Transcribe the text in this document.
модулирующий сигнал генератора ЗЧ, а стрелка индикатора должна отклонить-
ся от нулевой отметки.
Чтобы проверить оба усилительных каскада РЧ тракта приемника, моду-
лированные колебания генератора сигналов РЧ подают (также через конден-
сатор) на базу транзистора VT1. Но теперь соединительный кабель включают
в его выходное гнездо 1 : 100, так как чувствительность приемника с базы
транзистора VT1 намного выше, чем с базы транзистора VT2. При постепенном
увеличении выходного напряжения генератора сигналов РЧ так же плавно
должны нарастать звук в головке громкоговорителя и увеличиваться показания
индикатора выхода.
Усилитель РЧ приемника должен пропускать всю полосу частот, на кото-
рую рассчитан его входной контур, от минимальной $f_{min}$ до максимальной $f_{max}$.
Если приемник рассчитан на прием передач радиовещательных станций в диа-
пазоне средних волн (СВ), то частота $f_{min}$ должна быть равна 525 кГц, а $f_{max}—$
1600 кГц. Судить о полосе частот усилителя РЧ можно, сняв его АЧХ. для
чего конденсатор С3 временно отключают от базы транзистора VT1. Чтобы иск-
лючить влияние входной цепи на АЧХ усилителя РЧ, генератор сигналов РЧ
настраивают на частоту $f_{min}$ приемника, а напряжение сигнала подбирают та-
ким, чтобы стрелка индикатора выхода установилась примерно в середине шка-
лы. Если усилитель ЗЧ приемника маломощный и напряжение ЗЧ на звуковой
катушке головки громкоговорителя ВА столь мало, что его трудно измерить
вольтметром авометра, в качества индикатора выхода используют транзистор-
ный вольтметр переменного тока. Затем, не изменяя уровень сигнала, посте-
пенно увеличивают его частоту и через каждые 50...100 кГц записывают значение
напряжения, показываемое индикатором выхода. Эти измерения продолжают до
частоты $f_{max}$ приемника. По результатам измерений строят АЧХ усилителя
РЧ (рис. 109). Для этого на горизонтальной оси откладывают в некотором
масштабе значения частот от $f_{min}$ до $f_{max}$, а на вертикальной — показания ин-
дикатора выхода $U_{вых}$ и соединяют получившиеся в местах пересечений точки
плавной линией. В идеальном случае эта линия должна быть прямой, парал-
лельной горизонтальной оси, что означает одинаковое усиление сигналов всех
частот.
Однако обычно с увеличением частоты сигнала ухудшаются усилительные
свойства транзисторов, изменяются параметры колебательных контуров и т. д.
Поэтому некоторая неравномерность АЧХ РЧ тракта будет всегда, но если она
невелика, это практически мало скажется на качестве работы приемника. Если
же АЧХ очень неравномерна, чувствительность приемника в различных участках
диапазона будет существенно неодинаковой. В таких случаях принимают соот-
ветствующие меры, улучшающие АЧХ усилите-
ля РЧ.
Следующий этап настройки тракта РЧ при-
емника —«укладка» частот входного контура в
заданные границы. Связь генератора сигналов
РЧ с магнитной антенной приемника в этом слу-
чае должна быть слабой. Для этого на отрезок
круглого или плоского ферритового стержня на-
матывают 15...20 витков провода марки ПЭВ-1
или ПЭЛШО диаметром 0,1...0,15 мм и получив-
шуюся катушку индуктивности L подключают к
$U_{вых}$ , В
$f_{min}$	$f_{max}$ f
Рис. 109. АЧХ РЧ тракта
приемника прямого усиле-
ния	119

Exercise directions - Retype the material in full, character for character.

Response to the exercise -
Transcribe the text in this document.
модулирующий сигнал генератора ЗЧ, а стрелка индикатора должна отклонить-
ся от нулевой отметки.
Чтобы проверить оба усилительных каскада РЧ тракта приемника, моду-
лированные колебания генератора сигналов РЧ подают (также через конден-
сатор) на базу транзистора VT1. Но теперь соединительный кабель включают
в его выходное гнездо 1 : 100, так как чувствительность приемника с базы
транзистора VT1 намного выше, чем с базы транзистора VT2. При постепенном
увеличении выходного напряжения генератора сигналов РЧ так же плавно
должны нарастать звук в головке громкоговорителя и увеличиваться показания
индикатора выхода.
Усилитель РЧ приемника должен пропускать всю полосу частот, на кото-
рую рассчитан его входной контур, от минимальной $f_{min}$ до максимальной $f_{max}$.
Если приемник рассчитан на прием передач радиовещательных станций в диа-
пазоне средних волн (СВ), то частота $f_{min}$ должна быть равна 525 кГц, а $f_{max}—$
1600 кГц. Судить о полосе частот усилителя РЧ можно, сняв его АЧХ. для
чего конденсатор С3 временно отключают от базы транзистора VT1. Чтобы иск-
лючить влияние входной цепи на АЧХ усилителя РЧ, генератор сигналов РЧ
настраивают на частоту $f_{min}$ приемника, а напряжение сигнала подбирают та-
ким, чтобы стрелка индикатора выхода установилась примерно в середине шка-
лы. Если усилитель ЗЧ приемника маломощный и напряжение ЗЧ на звуковой
катушке головки громкоговорителя ВА столь мало, что его трудно измерить
вольтметром авометра, в качества индикатора выхода используют транзистор-
ный вольтметр переменного тока. Затем, не изменяя уровень сигнала, посте-
пенно увеличивают его частоту и через каждые 50...100 кГц записывают значение
напряжения, показываемое индикатором выхода. Эти измерения продолжают до
частоты $f_{max}$ приемника. По результатам измерений строят АЧХ усилителя
РЧ (рис. 109). Для этого на горизонтальной оси откладывают в некотором
масштабе значения частот от $f_{min}$ до $f_{max}$, а на вертикальной — показания ин-
дикатора выхода $U_{вых}$ и соединяют получившиеся в местах пересечений точки
плавной линией. В идеальном случае эта линия должна быть прямой, парал-
лельной горизонтальной оси, что означает одинаковое усиление сигналов всех
частот.
Однако обычно с увеличением частоты сигнала ухудшаются усилительные
свойства транзисторов, изменяются параметры колебательных контуров и т. д.
Поэтому некоторая неравномерность АЧХ РЧ тракта будет всегда, но если она
невелика, это практически мало скажется на качестве работы приемника. Если
же АЧХ очень неравномерна, чувствительность приемника в различных участках
диапазона будет существенно неодинаковой. В таких случаях принимают соот-
ветствующие меры, улучшающие АЧХ усилите-
ля РЧ.
Следующий этап настройки тракта РЧ при-
емника —«укладка» частот входного контура в
заданные границы. Связь генератора сигналов
РЧ с магнитной антенной приемника в этом слу-
чае должна быть слабой. Для этого на отрезок
круглого или плоского ферритового стержня на-
матывают 15...20 витков провода марки ПЭВ-1
или ПЭЛШО диаметром 0,1...0,15 мм и получив-
шуюся катушку индуктивности L подключают к
$U_{вых}$ , В
$f_{min}$	$f_{max}$ f
Рис. 109. АЧХ РЧ тракта
приемника прямого усиле-
ния	119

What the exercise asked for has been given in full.